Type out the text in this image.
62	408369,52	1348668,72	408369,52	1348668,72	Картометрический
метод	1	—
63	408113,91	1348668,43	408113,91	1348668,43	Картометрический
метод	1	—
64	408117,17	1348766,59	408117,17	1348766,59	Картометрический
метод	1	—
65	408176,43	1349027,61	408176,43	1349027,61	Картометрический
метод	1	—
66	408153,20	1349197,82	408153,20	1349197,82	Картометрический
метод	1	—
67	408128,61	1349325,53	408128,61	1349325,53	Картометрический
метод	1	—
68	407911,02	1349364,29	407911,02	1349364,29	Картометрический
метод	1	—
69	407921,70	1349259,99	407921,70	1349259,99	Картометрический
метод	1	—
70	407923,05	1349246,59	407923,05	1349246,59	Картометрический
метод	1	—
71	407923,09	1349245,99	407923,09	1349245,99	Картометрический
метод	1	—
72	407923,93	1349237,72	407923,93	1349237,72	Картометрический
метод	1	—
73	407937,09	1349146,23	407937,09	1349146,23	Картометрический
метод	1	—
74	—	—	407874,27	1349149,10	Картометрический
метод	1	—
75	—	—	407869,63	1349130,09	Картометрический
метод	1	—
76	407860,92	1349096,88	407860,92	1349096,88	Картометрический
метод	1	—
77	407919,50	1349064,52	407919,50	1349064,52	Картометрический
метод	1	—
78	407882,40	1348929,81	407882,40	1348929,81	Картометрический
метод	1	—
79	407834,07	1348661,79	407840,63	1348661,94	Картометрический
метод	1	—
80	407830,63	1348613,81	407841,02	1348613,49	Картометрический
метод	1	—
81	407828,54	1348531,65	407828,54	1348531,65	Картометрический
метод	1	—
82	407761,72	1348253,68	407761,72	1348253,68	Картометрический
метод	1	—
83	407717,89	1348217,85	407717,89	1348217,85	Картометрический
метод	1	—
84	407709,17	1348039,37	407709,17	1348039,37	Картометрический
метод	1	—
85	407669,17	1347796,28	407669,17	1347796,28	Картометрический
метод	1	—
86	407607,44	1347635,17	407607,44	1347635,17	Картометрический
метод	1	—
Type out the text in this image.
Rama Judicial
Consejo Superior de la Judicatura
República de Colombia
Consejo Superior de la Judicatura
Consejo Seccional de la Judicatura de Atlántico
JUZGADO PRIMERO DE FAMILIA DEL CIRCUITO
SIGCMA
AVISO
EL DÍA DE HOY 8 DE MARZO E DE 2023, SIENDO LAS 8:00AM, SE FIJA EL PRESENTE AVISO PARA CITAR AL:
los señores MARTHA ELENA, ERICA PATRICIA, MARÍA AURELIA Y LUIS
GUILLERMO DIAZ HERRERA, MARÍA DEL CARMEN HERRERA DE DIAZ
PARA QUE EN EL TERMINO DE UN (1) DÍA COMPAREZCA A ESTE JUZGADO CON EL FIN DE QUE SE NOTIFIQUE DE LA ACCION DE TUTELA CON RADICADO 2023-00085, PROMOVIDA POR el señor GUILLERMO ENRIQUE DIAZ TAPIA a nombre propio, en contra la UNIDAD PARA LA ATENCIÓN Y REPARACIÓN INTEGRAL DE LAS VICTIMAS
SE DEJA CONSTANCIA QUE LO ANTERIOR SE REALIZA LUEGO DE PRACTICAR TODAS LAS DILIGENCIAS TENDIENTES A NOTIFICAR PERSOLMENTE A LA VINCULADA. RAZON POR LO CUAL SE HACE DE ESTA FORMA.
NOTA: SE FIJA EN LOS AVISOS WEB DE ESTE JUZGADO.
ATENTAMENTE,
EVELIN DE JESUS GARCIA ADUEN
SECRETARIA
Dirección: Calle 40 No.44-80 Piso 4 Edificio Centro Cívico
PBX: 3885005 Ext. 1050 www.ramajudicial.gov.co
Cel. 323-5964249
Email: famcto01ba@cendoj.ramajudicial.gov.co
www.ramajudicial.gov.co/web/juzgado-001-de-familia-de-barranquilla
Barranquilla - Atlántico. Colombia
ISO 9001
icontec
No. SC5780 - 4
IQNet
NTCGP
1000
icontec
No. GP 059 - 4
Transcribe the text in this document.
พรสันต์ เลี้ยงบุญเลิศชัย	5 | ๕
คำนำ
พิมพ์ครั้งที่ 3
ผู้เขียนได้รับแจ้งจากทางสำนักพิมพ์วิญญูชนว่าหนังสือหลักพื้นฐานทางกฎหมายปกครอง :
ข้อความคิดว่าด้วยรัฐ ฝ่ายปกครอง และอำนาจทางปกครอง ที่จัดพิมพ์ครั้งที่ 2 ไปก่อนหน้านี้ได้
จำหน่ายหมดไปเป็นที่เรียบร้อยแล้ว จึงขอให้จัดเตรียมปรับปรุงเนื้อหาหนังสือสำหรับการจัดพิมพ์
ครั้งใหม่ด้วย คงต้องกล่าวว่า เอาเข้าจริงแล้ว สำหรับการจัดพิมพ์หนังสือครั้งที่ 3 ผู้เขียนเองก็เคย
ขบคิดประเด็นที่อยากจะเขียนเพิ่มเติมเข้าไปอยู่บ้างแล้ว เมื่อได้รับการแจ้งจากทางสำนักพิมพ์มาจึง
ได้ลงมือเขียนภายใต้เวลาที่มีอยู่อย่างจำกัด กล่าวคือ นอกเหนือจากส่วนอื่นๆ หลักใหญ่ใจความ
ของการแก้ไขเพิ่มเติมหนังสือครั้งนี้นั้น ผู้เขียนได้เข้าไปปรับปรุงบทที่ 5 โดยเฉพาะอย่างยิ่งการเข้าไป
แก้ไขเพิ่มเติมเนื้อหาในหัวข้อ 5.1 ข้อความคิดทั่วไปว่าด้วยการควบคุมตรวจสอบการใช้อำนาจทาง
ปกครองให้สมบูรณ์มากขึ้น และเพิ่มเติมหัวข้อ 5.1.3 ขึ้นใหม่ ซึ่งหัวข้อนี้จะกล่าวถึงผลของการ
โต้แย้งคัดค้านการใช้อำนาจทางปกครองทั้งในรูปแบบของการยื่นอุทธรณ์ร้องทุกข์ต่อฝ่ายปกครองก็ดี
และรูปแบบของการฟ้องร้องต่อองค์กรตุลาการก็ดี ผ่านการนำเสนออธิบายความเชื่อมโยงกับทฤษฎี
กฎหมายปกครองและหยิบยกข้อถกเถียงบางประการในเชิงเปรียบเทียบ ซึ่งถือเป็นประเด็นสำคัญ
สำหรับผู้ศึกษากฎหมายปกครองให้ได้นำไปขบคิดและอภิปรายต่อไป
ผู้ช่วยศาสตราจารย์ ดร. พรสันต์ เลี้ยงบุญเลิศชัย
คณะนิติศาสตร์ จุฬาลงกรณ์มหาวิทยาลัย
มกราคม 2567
_ _ _
* WHAT YOU HAVE TO DO:
Copy each line containing the word "ramajudicial" from the data.

* FINAL RESULT:
PBX: 3885005 Ext. 1050 www.ramajudicial.gov.co
Email: famcto01ba@cendoj.ramajudicial.gov.co
www.ramajudicial.gov.co/web/juzgado-001-de-familia-de-barranquilla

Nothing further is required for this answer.